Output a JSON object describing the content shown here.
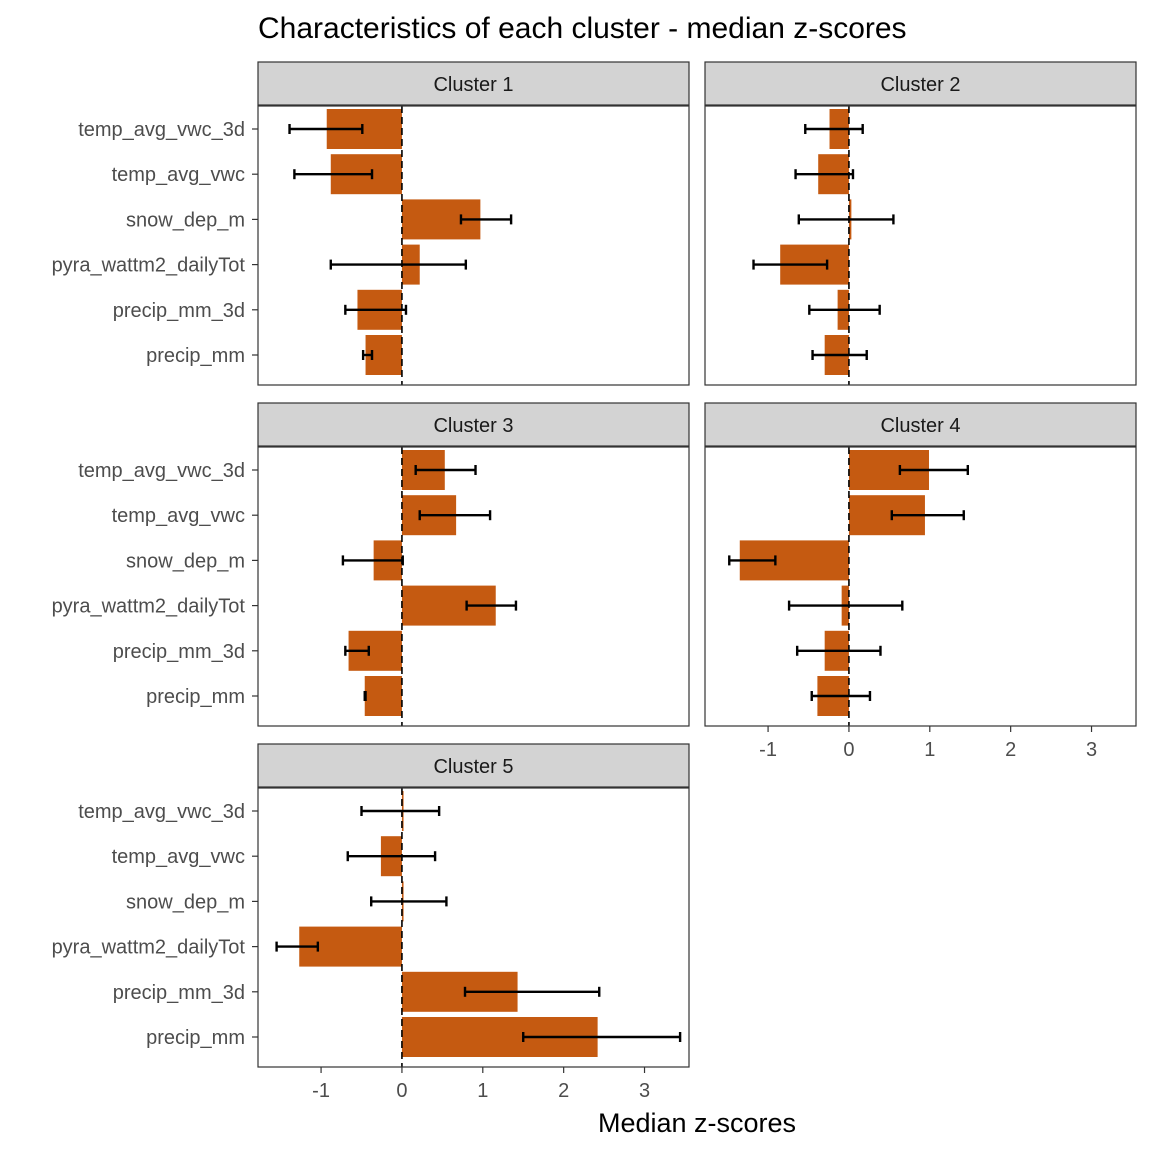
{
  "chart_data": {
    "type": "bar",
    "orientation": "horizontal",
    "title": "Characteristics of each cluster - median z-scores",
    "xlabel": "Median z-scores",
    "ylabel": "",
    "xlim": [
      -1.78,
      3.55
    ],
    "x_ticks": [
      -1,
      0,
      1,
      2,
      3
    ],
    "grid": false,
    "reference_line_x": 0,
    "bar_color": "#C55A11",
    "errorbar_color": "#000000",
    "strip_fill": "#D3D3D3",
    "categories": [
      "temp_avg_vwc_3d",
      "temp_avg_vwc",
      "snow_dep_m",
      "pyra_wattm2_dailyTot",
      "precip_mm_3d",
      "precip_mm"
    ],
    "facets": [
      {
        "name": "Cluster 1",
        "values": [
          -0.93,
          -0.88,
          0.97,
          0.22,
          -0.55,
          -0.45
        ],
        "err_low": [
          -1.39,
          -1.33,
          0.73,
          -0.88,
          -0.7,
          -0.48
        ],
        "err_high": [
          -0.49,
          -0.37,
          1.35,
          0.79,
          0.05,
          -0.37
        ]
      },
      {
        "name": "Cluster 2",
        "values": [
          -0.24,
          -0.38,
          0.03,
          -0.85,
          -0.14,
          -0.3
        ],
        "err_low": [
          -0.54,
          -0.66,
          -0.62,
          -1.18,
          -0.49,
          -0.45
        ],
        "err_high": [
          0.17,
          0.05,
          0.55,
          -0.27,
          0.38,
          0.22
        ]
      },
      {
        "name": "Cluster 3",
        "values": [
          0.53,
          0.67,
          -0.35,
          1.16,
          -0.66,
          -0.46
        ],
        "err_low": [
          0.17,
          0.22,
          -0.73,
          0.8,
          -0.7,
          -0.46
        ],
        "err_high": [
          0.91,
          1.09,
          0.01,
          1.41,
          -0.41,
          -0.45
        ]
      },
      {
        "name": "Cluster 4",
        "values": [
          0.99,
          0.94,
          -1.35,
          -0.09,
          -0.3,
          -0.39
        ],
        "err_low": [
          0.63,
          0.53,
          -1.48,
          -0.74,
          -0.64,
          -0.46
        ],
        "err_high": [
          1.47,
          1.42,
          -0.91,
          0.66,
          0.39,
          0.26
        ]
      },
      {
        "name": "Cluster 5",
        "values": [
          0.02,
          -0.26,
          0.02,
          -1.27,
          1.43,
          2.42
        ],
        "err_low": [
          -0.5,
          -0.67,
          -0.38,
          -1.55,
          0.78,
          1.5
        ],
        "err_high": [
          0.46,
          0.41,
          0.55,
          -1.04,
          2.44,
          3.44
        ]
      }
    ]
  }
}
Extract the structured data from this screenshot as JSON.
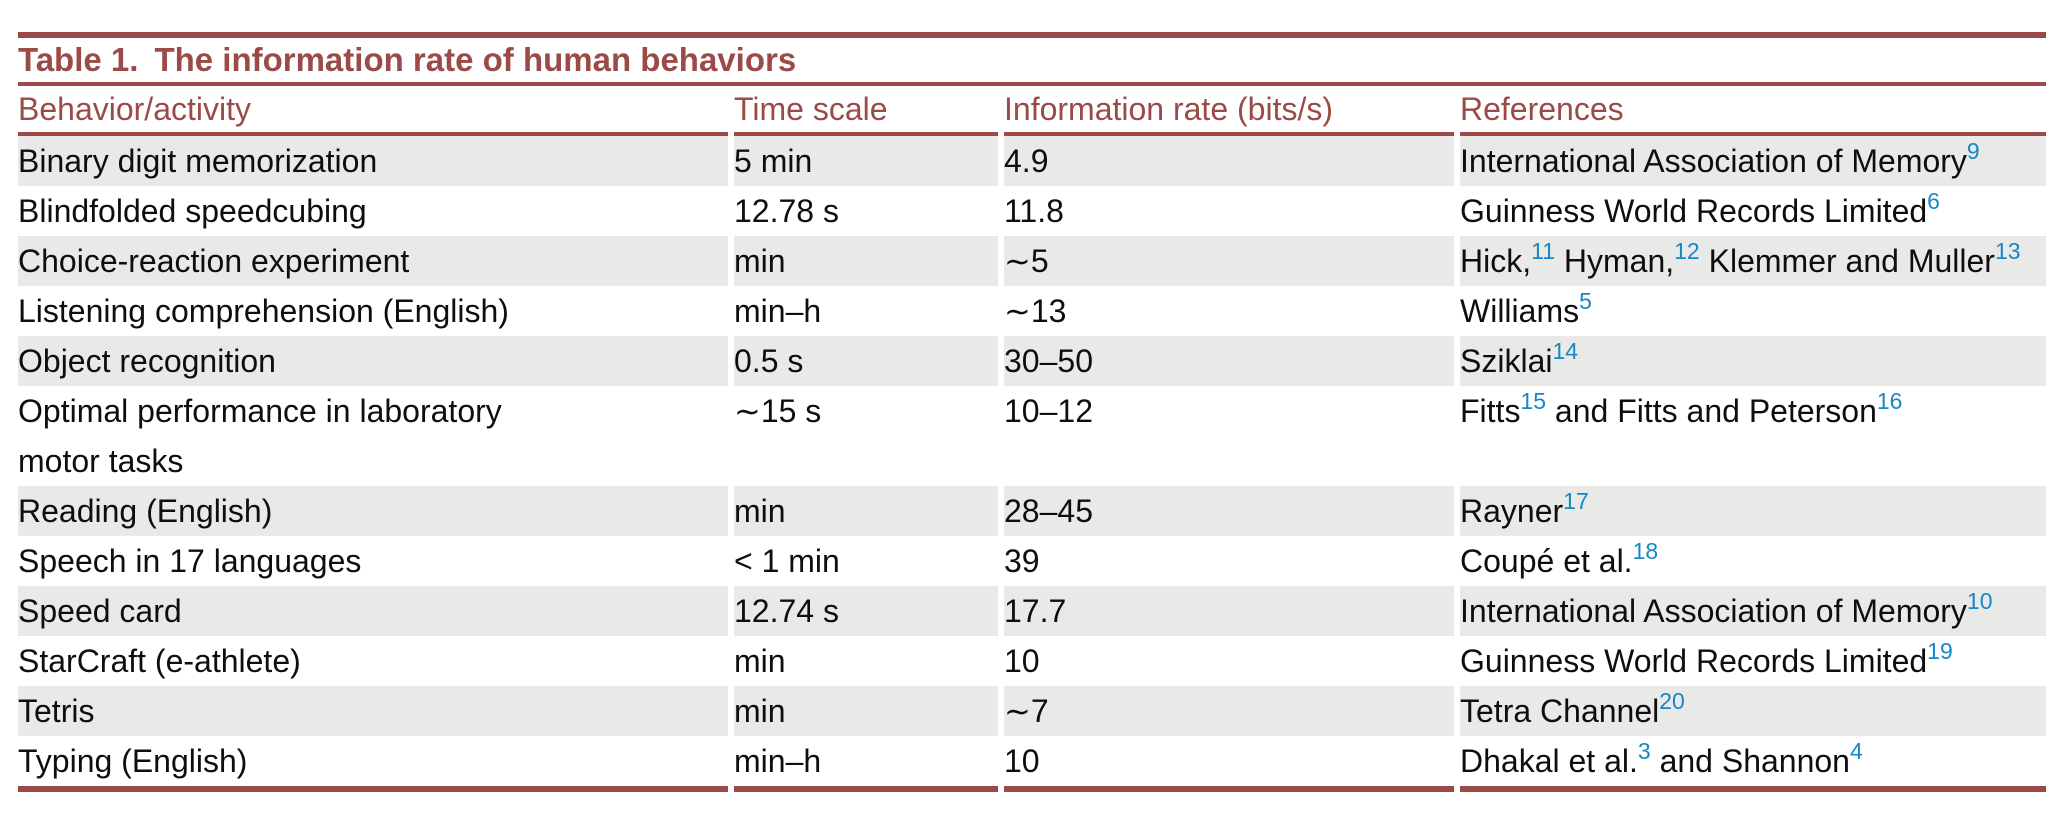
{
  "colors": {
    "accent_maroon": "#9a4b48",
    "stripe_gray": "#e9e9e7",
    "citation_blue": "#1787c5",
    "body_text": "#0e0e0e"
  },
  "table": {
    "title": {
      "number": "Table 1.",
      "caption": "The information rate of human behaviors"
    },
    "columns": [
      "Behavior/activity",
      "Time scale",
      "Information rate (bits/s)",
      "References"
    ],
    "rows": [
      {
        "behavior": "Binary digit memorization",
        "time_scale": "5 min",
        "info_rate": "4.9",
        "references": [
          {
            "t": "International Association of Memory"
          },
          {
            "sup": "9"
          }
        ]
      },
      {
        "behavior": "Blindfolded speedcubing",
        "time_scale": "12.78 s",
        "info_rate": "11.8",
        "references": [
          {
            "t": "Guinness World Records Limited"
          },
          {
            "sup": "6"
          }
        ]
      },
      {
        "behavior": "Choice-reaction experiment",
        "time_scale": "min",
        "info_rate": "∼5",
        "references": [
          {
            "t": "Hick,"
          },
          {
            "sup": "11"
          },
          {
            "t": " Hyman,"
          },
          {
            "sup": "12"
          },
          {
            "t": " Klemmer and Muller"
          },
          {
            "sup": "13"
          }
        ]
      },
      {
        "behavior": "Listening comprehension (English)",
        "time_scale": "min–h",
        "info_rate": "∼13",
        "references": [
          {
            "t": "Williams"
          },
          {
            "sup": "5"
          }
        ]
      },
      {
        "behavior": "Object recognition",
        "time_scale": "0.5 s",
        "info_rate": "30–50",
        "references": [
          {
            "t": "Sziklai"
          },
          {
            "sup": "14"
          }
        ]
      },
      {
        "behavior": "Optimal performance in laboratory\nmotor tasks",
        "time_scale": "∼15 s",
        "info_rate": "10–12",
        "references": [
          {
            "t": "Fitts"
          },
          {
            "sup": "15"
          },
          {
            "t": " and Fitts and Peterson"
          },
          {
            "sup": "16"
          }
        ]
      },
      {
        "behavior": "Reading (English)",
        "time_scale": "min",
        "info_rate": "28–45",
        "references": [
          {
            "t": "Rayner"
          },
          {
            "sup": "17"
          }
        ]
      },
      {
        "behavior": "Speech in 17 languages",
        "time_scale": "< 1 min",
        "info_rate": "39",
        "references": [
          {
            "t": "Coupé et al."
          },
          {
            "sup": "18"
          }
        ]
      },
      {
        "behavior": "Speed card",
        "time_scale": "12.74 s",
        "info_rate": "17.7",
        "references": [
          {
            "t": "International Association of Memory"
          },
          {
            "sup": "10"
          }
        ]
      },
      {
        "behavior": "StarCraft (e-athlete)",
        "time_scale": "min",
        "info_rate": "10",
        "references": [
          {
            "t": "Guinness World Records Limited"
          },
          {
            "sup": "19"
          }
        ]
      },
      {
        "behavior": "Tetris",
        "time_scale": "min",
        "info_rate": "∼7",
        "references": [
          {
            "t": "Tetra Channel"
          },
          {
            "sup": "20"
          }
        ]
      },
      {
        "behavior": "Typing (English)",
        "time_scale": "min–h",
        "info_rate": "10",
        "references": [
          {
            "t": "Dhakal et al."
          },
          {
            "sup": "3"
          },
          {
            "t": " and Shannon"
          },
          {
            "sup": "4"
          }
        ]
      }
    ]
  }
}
□ □ □ □ □ □ □
#### STATED GOAL
Retype the whole listing exactly and leave the pictures out.

#### SOLVED EXERCISE
Output a JSON object describing the content shown here.
{
  "chart_data": {
    "type": "bar",
    "orientation": "horizontal",
    "title": "Characteristics of each cluster - median z-scores",
    "xlabel": "Median z-scores",
    "ylabel": "",
    "xlim": [
      -1.78,
      3.55
    ],
    "x_ticks": [
      -1,
      0,
      1,
      2,
      3
    ],
    "grid": false,
    "reference_line_x": 0,
    "bar_color": "#C55A11",
    "errorbar_color": "#000000",
    "strip_fill": "#D3D3D3",
    "categories": [
      "temp_avg_vwc_3d",
      "temp_avg_vwc",
      "snow_dep_m",
      "pyra_wattm2_dailyTot",
      "precip_mm_3d",
      "precip_mm"
    ],
    "facets": [
      {
        "name": "Cluster 1",
        "values": [
          -0.93,
          -0.88,
          0.97,
          0.22,
          -0.55,
          -0.45
        ],
        "err_low": [
          -1.39,
          -1.33,
          0.73,
          -0.88,
          -0.7,
          -0.48
        ],
        "err_high": [
          -0.49,
          -0.37,
          1.35,
          0.79,
          0.05,
          -0.37
        ]
      },
      {
        "name": "Cluster 2",
        "values": [
          -0.24,
          -0.38,
          0.03,
          -0.85,
          -0.14,
          -0.3
        ],
        "err_low": [
          -0.54,
          -0.66,
          -0.62,
          -1.18,
          -0.49,
          -0.45
        ],
        "err_high": [
          0.17,
          0.05,
          0.55,
          -0.27,
          0.38,
          0.22
        ]
      },
      {
        "name": "Cluster 3",
        "values": [
          0.53,
          0.67,
          -0.35,
          1.16,
          -0.66,
          -0.46
        ],
        "err_low": [
          0.17,
          0.22,
          -0.73,
          0.8,
          -0.7,
          -0.46
        ],
        "err_high": [
          0.91,
          1.09,
          0.01,
          1.41,
          -0.41,
          -0.45
        ]
      },
      {
        "name": "Cluster 4",
        "values": [
          0.99,
          0.94,
          -1.35,
          -0.09,
          -0.3,
          -0.39
        ],
        "err_low": [
          0.63,
          0.53,
          -1.48,
          -0.74,
          -0.64,
          -0.46
        ],
        "err_high": [
          1.47,
          1.42,
          -0.91,
          0.66,
          0.39,
          0.26
        ]
      },
      {
        "name": "Cluster 5",
        "values": [
          0.02,
          -0.26,
          0.02,
          -1.27,
          1.43,
          2.42
        ],
        "err_low": [
          -0.5,
          -0.67,
          -0.38,
          -1.55,
          0.78,
          1.5
        ],
        "err_high": [
          0.46,
          0.41,
          0.55,
          -1.04,
          2.44,
          3.44
        ]
      }
    ]
  }
}
Extract the structured data from this screenshot as JSON.
{
  "colors": {
    "accent_maroon": "#9a4b48",
    "stripe_gray": "#e9e9e7",
    "citation_blue": "#1787c5",
    "body_text": "#0e0e0e"
  },
  "table": {
    "title": {
      "number": "Table 1.",
      "caption": "The information rate of human behaviors"
    },
    "columns": [
      "Behavior/activity",
      "Time scale",
      "Information rate (bits/s)",
      "References"
    ],
    "rows": [
      {
        "behavior": "Binary digit memorization",
        "time_scale": "5 min",
        "info_rate": "4.9",
        "references": [
          {
            "t": "International Association of Memory"
          },
          {
            "sup": "9"
          }
        ]
      },
      {
        "behavior": "Blindfolded speedcubing",
        "time_scale": "12.78 s",
        "info_rate": "11.8",
        "references": [
          {
            "t": "Guinness World Records Limited"
          },
          {
            "sup": "6"
          }
        ]
      },
      {
        "behavior": "Choice-reaction experiment",
        "time_scale": "min",
        "info_rate": "∼5",
        "references": [
          {
            "t": "Hick,"
          },
          {
            "sup": "11"
          },
          {
            "t": " Hyman,"
          },
          {
            "sup": "12"
          },
          {
            "t": " Klemmer and Muller"
          },
          {
            "sup": "13"
          }
        ]
      },
      {
        "behavior": "Listening comprehension (English)",
        "time_scale": "min–h",
        "info_rate": "∼13",
        "references": [
          {
            "t": "Williams"
          },
          {
            "sup": "5"
          }
        ]
      },
      {
        "behavior": "Object recognition",
        "time_scale": "0.5 s",
        "info_rate": "30–50",
        "references": [
          {
            "t": "Sziklai"
          },
          {
            "sup": "14"
          }
        ]
      },
      {
        "behavior": "Optimal performance in laboratory\nmotor tasks",
        "time_scale": "∼15 s",
        "info_rate": "10–12",
        "references": [
          {
            "t": "Fitts"
          },
          {
            "sup": "15"
          },
          {
            "t": " and Fitts and Peterson"
          },
          {
            "sup": "16"
          }
        ]
      },
      {
        "behavior": "Reading (English)",
        "time_scale": "min",
        "info_rate": "28–45",
        "references": [
          {
            "t": "Rayner"
          },
          {
            "sup": "17"
          }
        ]
      },
      {
        "behavior": "Speech in 17 languages",
        "time_scale": "< 1 min",
        "info_rate": "39",
        "references": [
          {
            "t": "Coupé et al."
          },
          {
            "sup": "18"
          }
        ]
      },
      {
        "behavior": "Speed card",
        "time_scale": "12.74 s",
        "info_rate": "17.7",
        "references": [
          {
            "t": "International Association of Memory"
          },
          {
            "sup": "10"
          }
        ]
      },
      {
        "behavior": "StarCraft (e-athlete)",
        "time_scale": "min",
        "info_rate": "10",
        "references": [
          {
            "t": "Guinness World Records Limited"
          },
          {
            "sup": "19"
          }
        ]
      },
      {
        "behavior": "Tetris",
        "time_scale": "min",
        "info_rate": "∼7",
        "references": [
          {
            "t": "Tetra Channel"
          },
          {
            "sup": "20"
          }
        ]
      },
      {
        "behavior": "Typing (English)",
        "time_scale": "min–h",
        "info_rate": "10",
        "references": [
          {
            "t": "Dhakal et al."
          },
          {
            "sup": "3"
          },
          {
            "t": " and Shannon"
          },
          {
            "sup": "4"
          }
        ]
      }
    ]
  }
}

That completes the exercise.